#### STORED RECORDS:
◆ ◆ ◆ ◆ ◆ ◆ ◆

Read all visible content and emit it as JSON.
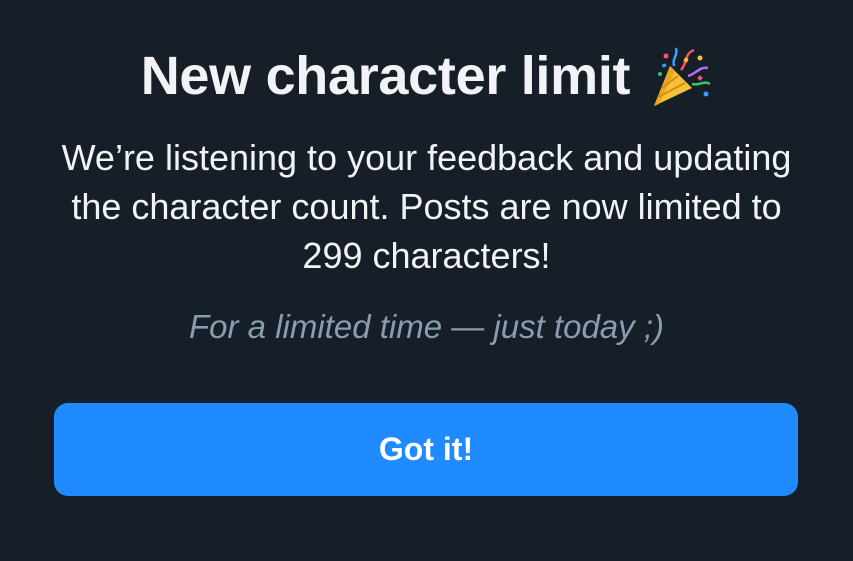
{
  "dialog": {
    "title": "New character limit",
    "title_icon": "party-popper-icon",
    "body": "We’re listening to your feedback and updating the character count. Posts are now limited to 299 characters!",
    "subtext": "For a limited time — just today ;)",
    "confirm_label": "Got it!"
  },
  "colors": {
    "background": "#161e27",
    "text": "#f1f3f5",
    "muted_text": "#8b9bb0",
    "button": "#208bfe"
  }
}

◆ ◆ ◆ ◆ ◆ ◆ ◆

#### EXERCISE TASK:
Set the entries down again exactly. Do not include the images.

#### WORKED ANSWER:
Read all visible content and emit it as JSON.
{
  "dialog": {
    "title": "New character limit",
    "title_icon": "party-popper-icon",
    "body": "We’re listening to your feedback and updating the character count. Posts are now limited to 299 characters!",
    "subtext": "For a limited time — just today ;)",
    "confirm_label": "Got it!"
  },
  "colors": {
    "background": "#161e27",
    "text": "#f1f3f5",
    "muted_text": "#8b9bb0",
    "button": "#208bfe"
  }
}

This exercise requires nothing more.